▸ **Problem statement**: Reproduce each line of the material precisely.

▸ **Provided data**:

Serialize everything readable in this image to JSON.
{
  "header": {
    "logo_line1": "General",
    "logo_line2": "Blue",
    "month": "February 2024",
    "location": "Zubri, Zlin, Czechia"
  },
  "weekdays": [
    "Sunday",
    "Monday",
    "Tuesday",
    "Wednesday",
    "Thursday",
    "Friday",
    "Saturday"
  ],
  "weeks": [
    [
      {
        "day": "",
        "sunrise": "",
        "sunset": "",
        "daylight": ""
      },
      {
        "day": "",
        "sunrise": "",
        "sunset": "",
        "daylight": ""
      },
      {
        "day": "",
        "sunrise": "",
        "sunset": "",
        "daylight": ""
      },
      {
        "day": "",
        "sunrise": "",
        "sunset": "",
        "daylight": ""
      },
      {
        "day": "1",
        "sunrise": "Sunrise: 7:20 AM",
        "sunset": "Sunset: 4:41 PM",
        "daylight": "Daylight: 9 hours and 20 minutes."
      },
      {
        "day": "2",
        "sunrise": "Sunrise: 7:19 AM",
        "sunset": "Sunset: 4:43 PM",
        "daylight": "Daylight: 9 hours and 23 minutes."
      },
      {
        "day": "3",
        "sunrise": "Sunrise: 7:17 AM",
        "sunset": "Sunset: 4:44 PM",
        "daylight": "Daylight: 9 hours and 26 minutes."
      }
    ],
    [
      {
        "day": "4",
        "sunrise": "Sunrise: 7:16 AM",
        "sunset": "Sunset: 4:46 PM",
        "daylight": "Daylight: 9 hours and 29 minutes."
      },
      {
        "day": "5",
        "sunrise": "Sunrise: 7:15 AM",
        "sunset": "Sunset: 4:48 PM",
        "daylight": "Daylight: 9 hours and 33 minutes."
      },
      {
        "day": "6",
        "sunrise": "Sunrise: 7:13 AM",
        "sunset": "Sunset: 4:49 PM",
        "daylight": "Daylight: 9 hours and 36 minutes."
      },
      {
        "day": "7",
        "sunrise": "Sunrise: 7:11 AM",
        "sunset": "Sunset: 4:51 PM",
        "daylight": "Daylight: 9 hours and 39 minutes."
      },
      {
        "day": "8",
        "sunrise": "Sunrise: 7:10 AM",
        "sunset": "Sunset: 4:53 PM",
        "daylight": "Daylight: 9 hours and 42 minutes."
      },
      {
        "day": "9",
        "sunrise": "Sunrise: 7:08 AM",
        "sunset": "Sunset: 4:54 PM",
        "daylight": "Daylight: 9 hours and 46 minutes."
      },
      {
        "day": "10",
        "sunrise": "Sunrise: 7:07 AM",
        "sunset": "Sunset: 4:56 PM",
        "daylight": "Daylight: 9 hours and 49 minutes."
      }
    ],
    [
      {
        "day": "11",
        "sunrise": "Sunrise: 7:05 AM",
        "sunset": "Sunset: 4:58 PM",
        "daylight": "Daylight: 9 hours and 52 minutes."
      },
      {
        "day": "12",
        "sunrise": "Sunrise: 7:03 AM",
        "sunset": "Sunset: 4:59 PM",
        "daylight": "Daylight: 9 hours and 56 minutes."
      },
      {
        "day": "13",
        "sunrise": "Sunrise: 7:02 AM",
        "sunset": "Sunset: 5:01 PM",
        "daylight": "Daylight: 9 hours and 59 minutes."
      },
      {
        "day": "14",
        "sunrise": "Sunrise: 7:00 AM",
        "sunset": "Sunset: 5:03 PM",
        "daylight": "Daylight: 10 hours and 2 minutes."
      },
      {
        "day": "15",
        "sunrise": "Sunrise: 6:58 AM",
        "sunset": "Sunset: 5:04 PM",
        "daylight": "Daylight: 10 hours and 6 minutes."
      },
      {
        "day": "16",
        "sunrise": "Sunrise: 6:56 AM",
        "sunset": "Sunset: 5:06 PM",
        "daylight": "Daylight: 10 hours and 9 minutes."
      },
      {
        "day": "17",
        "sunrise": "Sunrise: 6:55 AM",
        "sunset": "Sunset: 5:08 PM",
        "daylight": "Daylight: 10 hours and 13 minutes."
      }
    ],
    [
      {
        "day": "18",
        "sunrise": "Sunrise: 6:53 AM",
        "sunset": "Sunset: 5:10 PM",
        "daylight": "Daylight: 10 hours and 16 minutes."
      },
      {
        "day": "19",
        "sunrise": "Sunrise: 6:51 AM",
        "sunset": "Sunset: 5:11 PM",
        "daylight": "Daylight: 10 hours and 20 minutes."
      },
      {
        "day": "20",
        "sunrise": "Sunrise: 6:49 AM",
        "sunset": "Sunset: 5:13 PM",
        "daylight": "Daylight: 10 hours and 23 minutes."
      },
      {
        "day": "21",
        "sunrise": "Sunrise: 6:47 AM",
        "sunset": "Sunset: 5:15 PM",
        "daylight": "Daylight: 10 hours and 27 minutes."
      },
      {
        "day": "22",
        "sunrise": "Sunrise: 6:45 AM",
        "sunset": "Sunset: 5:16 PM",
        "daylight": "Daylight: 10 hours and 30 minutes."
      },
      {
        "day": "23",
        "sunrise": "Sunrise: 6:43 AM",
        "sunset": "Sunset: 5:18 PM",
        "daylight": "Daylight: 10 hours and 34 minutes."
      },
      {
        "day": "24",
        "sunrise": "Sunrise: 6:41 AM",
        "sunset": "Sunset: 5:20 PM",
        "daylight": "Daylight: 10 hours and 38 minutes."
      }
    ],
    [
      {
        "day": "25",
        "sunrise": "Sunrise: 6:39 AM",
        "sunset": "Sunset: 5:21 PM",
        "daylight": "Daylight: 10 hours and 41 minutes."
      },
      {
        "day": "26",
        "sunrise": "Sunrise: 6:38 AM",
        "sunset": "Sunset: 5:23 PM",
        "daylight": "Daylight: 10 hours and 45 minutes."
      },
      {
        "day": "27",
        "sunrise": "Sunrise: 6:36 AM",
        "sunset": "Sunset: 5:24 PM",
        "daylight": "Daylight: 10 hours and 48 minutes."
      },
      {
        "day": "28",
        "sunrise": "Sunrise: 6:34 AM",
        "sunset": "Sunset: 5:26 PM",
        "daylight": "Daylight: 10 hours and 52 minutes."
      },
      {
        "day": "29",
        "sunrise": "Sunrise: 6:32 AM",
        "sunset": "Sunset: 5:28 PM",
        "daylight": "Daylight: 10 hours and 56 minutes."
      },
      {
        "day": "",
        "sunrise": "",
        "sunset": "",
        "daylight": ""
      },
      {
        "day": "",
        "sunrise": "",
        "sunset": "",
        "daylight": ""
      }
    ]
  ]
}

▸ **Reply**:
Serialize everything readable in this image to JSON.
{
  "header": {
    "logo_line1": "General",
    "logo_line2": "Blue",
    "month": "February 2024",
    "location": "Zubri, Zlin, Czechia"
  },
  "weekdays": [
    "Sunday",
    "Monday",
    "Tuesday",
    "Wednesday",
    "Thursday",
    "Friday",
    "Saturday"
  ],
  "weeks": [
    [
      {
        "day": "",
        "sunrise": "",
        "sunset": "",
        "daylight": ""
      },
      {
        "day": "",
        "sunrise": "",
        "sunset": "",
        "daylight": ""
      },
      {
        "day": "",
        "sunrise": "",
        "sunset": "",
        "daylight": ""
      },
      {
        "day": "",
        "sunrise": "",
        "sunset": "",
        "daylight": ""
      },
      {
        "day": "1",
        "sunrise": "Sunrise: 7:20 AM",
        "sunset": "Sunset: 4:41 PM",
        "daylight": "Daylight: 9 hours and 20 minutes."
      },
      {
        "day": "2",
        "sunrise": "Sunrise: 7:19 AM",
        "sunset": "Sunset: 4:43 PM",
        "daylight": "Daylight: 9 hours and 23 minutes."
      },
      {
        "day": "3",
        "sunrise": "Sunrise: 7:17 AM",
        "sunset": "Sunset: 4:44 PM",
        "daylight": "Daylight: 9 hours and 26 minutes."
      }
    ],
    [
      {
        "day": "4",
        "sunrise": "Sunrise: 7:16 AM",
        "sunset": "Sunset: 4:46 PM",
        "daylight": "Daylight: 9 hours and 29 minutes."
      },
      {
        "day": "5",
        "sunrise": "Sunrise: 7:15 AM",
        "sunset": "Sunset: 4:48 PM",
        "daylight": "Daylight: 9 hours and 33 minutes."
      },
      {
        "day": "6",
        "sunrise": "Sunrise: 7:13 AM",
        "sunset": "Sunset: 4:49 PM",
        "daylight": "Daylight: 9 hours and 36 minutes."
      },
      {
        "day": "7",
        "sunrise": "Sunrise: 7:11 AM",
        "sunset": "Sunset: 4:51 PM",
        "daylight": "Daylight: 9 hours and 39 minutes."
      },
      {
        "day": "8",
        "sunrise": "Sunrise: 7:10 AM",
        "sunset": "Sunset: 4:53 PM",
        "daylight": "Daylight: 9 hours and 42 minutes."
      },
      {
        "day": "9",
        "sunrise": "Sunrise: 7:08 AM",
        "sunset": "Sunset: 4:54 PM",
        "daylight": "Daylight: 9 hours and 46 minutes."
      },
      {
        "day": "10",
        "sunrise": "Sunrise: 7:07 AM",
        "sunset": "Sunset: 4:56 PM",
        "daylight": "Daylight: 9 hours and 49 minutes."
      }
    ],
    [
      {
        "day": "11",
        "sunrise": "Sunrise: 7:05 AM",
        "sunset": "Sunset: 4:58 PM",
        "daylight": "Daylight: 9 hours and 52 minutes."
      },
      {
        "day": "12",
        "sunrise": "Sunrise: 7:03 AM",
        "sunset": "Sunset: 4:59 PM",
        "daylight": "Daylight: 9 hours and 56 minutes."
      },
      {
        "day": "13",
        "sunrise": "Sunrise: 7:02 AM",
        "sunset": "Sunset: 5:01 PM",
        "daylight": "Daylight: 9 hours and 59 minutes."
      },
      {
        "day": "14",
        "sunrise": "Sunrise: 7:00 AM",
        "sunset": "Sunset: 5:03 PM",
        "daylight": "Daylight: 10 hours and 2 minutes."
      },
      {
        "day": "15",
        "sunrise": "Sunrise: 6:58 AM",
        "sunset": "Sunset: 5:04 PM",
        "daylight": "Daylight: 10 hours and 6 minutes."
      },
      {
        "day": "16",
        "sunrise": "Sunrise: 6:56 AM",
        "sunset": "Sunset: 5:06 PM",
        "daylight": "Daylight: 10 hours and 9 minutes."
      },
      {
        "day": "17",
        "sunrise": "Sunrise: 6:55 AM",
        "sunset": "Sunset: 5:08 PM",
        "daylight": "Daylight: 10 hours and 13 minutes."
      }
    ],
    [
      {
        "day": "18",
        "sunrise": "Sunrise: 6:53 AM",
        "sunset": "Sunset: 5:10 PM",
        "daylight": "Daylight: 10 hours and 16 minutes."
      },
      {
        "day": "19",
        "sunrise": "Sunrise: 6:51 AM",
        "sunset": "Sunset: 5:11 PM",
        "daylight": "Daylight: 10 hours and 20 minutes."
      },
      {
        "day": "20",
        "sunrise": "Sunrise: 6:49 AM",
        "sunset": "Sunset: 5:13 PM",
        "daylight": "Daylight: 10 hours and 23 minutes."
      },
      {
        "day": "21",
        "sunrise": "Sunrise: 6:47 AM",
        "sunset": "Sunset: 5:15 PM",
        "daylight": "Daylight: 10 hours and 27 minutes."
      },
      {
        "day": "22",
        "sunrise": "Sunrise: 6:45 AM",
        "sunset": "Sunset: 5:16 PM",
        "daylight": "Daylight: 10 hours and 30 minutes."
      },
      {
        "day": "23",
        "sunrise": "Sunrise: 6:43 AM",
        "sunset": "Sunset: 5:18 PM",
        "daylight": "Daylight: 10 hours and 34 minutes."
      },
      {
        "day": "24",
        "sunrise": "Sunrise: 6:41 AM",
        "sunset": "Sunset: 5:20 PM",
        "daylight": "Daylight: 10 hours and 38 minutes."
      }
    ],
    [
      {
        "day": "25",
        "sunrise": "Sunrise: 6:39 AM",
        "sunset": "Sunset: 5:21 PM",
        "daylight": "Daylight: 10 hours and 41 minutes."
      },
      {
        "day": "26",
        "sunrise": "Sunrise: 6:38 AM",
        "sunset": "Sunset: 5:23 PM",
        "daylight": "Daylight: 10 hours and 45 minutes."
      },
      {
        "day": "27",
        "sunrise": "Sunrise: 6:36 AM",
        "sunset": "Sunset: 5:24 PM",
        "daylight": "Daylight: 10 hours and 48 minutes."
      },
      {
        "day": "28",
        "sunrise": "Sunrise: 6:34 AM",
        "sunset": "Sunset: 5:26 PM",
        "daylight": "Daylight: 10 hours and 52 minutes."
      },
      {
        "day": "29",
        "sunrise": "Sunrise: 6:32 AM",
        "sunset": "Sunset: 5:28 PM",
        "daylight": "Daylight: 10 hours and 56 minutes."
      },
      {
        "day": "",
        "sunrise": "",
        "sunset": "",
        "daylight": ""
      },
      {
        "day": "",
        "sunrise": "",
        "sunset": "",
        "daylight": ""
      }
    ]
  ]
}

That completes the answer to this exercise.